# start of Data records
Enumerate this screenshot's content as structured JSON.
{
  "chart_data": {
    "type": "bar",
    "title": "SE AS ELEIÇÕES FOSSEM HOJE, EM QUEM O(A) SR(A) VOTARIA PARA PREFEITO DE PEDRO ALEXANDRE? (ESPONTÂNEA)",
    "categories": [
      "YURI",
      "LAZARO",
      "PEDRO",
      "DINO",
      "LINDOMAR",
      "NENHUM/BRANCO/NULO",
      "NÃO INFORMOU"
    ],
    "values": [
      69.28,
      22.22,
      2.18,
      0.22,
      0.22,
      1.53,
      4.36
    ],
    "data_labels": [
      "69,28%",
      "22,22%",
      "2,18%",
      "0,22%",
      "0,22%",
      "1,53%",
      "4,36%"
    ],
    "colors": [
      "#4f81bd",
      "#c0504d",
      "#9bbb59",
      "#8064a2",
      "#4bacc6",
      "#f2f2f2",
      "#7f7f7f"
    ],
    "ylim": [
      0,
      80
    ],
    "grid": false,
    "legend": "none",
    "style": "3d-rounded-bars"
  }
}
# end of Data records
From the data above, gather every line that includes the word "PEDRO".

    "title": "SE AS ELEIÇÕES FOSSEM HOJE, EM QUEM O(A) SR(A) VOTARIA PARA PREFEITO DE PEDRO ALEXANDRE? (ESPONTÂNEA)",
      "PEDRO",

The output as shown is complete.